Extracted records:
============

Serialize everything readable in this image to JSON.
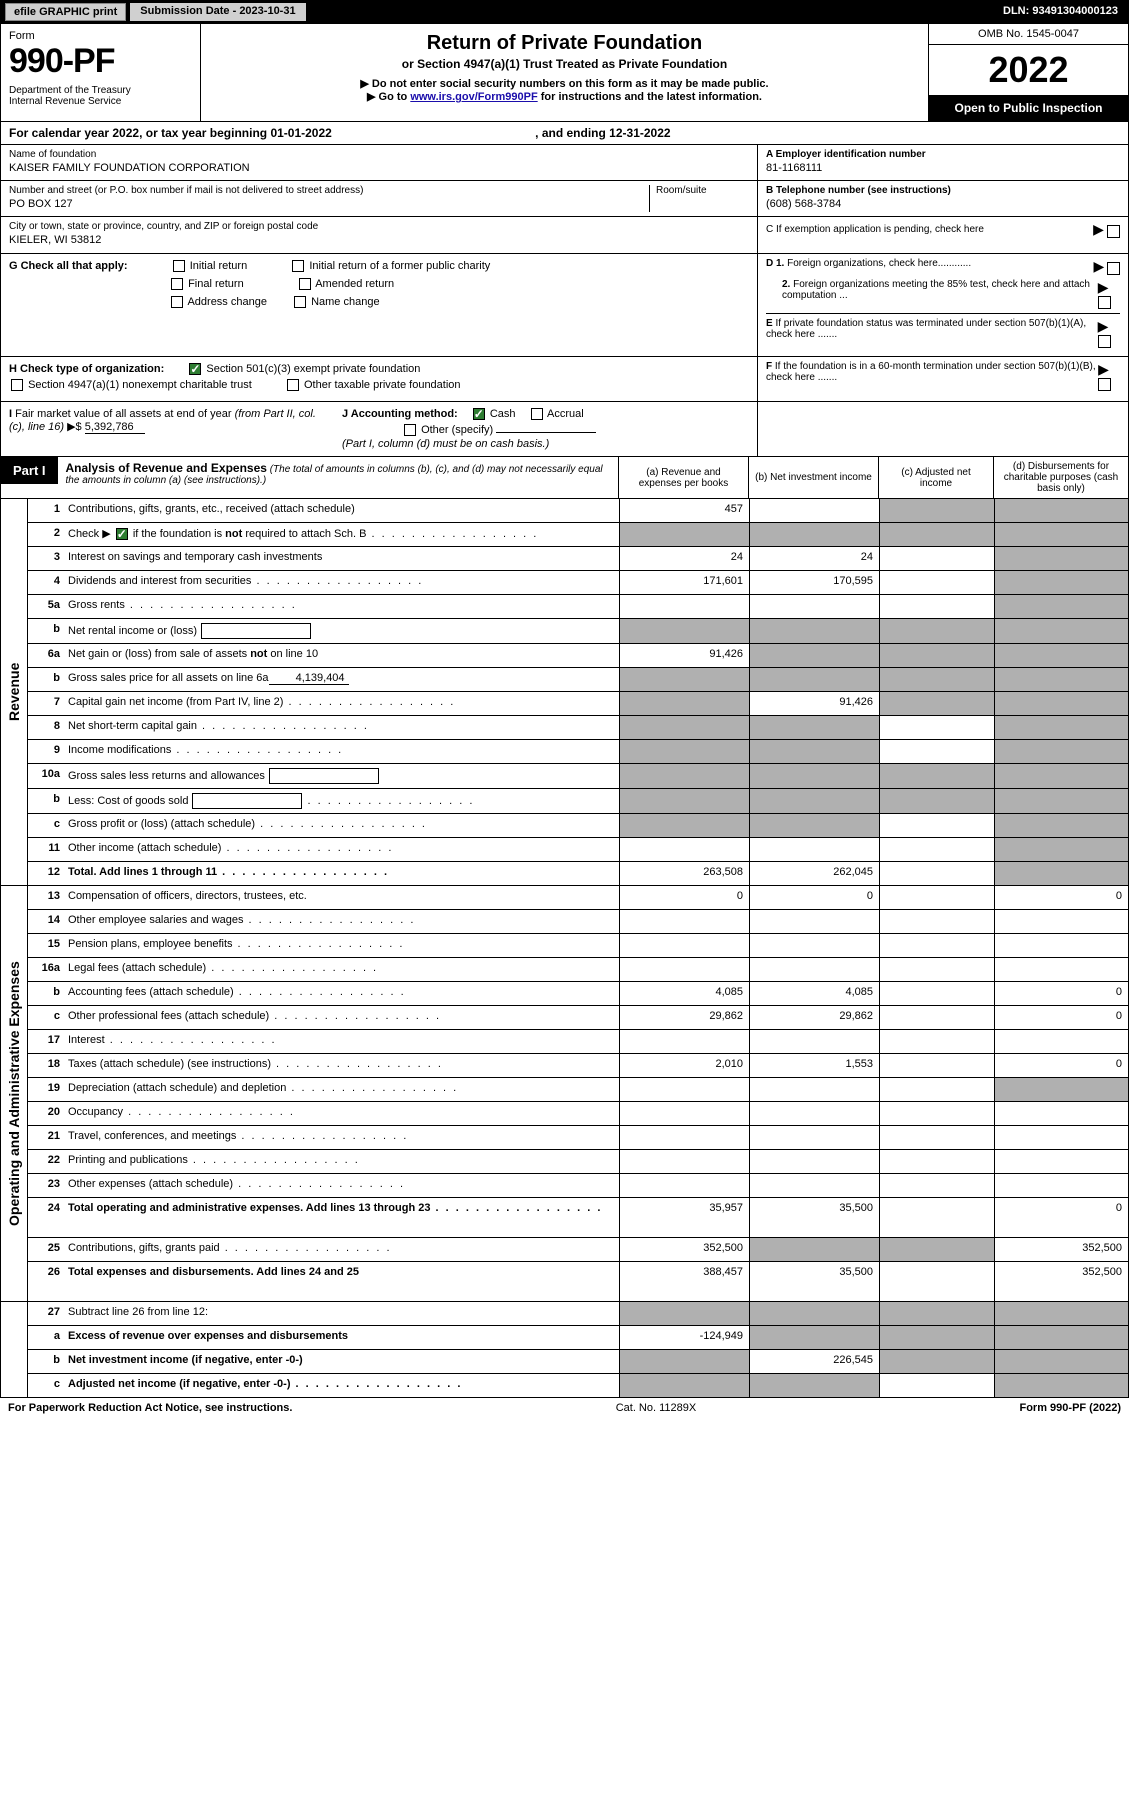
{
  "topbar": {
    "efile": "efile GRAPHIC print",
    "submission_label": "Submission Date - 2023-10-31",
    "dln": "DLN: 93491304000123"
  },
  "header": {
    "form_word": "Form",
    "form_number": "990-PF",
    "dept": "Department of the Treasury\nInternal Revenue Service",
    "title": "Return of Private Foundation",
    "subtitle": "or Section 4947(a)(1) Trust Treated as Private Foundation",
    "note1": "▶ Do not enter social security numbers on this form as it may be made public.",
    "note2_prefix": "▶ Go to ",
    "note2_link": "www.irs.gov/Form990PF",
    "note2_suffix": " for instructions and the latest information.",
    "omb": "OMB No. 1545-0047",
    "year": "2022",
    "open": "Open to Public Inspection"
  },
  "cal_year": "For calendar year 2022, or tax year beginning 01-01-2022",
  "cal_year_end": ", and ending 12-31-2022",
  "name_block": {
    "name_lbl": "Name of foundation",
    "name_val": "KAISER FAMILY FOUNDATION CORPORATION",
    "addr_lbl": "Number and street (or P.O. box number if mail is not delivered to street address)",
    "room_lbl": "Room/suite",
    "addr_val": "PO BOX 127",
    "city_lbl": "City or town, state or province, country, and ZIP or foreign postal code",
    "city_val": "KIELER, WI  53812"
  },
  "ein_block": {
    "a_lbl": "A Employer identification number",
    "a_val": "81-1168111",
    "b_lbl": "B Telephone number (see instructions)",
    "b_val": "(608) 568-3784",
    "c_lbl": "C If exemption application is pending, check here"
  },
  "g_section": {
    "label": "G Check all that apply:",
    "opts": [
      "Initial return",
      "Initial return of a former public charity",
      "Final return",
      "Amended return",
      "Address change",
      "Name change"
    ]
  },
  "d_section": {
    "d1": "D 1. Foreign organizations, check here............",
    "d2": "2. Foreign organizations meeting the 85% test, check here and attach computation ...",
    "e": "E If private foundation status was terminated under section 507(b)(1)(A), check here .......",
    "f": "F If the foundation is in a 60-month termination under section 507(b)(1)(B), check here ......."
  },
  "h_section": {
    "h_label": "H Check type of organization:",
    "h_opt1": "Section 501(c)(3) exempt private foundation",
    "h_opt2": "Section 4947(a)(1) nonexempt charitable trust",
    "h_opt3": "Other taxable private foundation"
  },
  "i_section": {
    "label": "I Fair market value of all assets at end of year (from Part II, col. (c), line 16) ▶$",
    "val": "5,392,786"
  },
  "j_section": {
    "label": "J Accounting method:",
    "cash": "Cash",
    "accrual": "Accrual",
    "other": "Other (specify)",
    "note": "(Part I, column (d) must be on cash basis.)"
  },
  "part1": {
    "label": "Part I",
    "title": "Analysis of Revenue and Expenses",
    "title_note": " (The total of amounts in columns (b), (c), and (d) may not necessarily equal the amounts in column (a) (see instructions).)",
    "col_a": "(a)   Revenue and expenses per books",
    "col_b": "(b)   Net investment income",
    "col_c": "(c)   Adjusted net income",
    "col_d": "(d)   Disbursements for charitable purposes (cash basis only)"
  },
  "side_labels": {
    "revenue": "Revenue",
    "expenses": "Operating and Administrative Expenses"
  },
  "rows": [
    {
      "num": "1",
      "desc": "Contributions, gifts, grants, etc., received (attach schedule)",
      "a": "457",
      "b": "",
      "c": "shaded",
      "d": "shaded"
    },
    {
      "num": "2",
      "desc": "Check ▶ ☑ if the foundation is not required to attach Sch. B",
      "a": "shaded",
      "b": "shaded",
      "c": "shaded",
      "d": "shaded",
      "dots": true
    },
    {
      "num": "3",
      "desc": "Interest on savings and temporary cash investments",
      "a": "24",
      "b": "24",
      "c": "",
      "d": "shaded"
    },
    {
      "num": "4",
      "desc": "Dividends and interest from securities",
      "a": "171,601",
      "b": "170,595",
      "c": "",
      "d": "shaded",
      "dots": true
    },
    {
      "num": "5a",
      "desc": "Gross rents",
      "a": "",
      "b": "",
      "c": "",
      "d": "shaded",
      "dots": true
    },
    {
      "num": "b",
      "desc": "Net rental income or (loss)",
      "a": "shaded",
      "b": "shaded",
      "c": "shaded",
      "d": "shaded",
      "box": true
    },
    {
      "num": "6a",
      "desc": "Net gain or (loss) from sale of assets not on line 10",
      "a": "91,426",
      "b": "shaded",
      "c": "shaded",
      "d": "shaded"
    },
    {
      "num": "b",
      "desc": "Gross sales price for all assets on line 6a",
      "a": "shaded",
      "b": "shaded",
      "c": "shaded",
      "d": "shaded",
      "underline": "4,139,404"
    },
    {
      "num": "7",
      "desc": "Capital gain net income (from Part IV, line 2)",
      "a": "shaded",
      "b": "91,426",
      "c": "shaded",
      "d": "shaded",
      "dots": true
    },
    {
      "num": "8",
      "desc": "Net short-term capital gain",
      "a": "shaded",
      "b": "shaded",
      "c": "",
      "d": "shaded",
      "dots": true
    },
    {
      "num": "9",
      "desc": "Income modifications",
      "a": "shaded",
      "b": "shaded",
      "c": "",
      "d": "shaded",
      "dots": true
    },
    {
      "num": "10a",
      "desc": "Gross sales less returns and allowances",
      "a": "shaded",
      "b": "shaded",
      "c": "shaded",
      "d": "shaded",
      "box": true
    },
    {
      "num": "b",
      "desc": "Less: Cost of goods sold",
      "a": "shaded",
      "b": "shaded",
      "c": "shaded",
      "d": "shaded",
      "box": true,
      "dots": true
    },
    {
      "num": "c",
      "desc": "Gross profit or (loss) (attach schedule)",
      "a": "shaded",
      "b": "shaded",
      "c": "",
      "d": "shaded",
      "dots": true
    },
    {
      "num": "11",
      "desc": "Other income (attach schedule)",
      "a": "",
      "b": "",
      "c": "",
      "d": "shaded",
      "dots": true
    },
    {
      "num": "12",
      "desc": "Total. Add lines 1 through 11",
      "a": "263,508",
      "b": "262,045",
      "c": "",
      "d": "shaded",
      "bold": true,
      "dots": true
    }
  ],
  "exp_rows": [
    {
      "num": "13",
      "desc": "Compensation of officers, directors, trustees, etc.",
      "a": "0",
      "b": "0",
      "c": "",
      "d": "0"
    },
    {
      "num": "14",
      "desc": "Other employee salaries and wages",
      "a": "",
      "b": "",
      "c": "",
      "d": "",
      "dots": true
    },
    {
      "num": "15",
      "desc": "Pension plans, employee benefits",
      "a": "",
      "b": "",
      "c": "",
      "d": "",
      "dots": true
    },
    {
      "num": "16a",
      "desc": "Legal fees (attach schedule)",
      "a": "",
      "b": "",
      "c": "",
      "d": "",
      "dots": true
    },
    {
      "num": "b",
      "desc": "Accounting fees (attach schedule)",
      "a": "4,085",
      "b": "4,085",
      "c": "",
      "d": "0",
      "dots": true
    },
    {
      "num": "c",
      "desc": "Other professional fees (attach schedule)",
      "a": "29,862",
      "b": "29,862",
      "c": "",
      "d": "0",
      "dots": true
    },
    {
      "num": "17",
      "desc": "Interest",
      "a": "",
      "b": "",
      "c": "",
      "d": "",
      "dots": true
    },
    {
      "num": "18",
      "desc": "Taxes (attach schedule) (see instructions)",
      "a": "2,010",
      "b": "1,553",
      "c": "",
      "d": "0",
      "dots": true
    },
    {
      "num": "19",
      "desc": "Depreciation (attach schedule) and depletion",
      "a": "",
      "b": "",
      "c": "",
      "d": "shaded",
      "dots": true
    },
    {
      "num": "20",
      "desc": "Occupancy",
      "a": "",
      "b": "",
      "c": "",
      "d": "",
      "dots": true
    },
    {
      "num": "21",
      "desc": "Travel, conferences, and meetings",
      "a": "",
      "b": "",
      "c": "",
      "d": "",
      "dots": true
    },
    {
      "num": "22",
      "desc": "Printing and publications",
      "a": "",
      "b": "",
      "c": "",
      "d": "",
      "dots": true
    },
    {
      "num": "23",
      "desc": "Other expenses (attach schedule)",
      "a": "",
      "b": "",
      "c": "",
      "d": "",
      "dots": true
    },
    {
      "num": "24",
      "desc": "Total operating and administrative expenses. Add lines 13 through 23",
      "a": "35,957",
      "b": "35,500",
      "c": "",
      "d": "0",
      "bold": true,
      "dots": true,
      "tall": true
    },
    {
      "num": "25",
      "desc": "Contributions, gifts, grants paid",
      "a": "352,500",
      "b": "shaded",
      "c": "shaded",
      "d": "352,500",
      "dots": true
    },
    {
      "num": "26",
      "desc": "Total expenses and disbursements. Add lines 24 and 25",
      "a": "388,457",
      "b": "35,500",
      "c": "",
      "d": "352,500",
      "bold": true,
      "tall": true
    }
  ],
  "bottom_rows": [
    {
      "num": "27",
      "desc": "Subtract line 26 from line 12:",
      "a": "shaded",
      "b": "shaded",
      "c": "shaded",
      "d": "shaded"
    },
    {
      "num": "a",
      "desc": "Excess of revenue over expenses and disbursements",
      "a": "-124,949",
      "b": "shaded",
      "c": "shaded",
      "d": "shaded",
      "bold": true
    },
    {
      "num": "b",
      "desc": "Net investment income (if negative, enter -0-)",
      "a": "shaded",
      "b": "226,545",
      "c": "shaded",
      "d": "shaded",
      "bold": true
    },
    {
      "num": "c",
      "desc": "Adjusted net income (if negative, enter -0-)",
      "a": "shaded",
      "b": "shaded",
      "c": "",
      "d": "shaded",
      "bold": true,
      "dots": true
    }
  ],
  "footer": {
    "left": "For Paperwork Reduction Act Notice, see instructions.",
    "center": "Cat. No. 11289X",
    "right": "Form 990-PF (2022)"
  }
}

============

Task instructions: From the entries above, copy every line that holds the word "through".

Exercise solution:
      "desc": "Total. Add lines 1 through 11",
      "desc": "Total operating and administrative expenses. Add lines 13 through 23",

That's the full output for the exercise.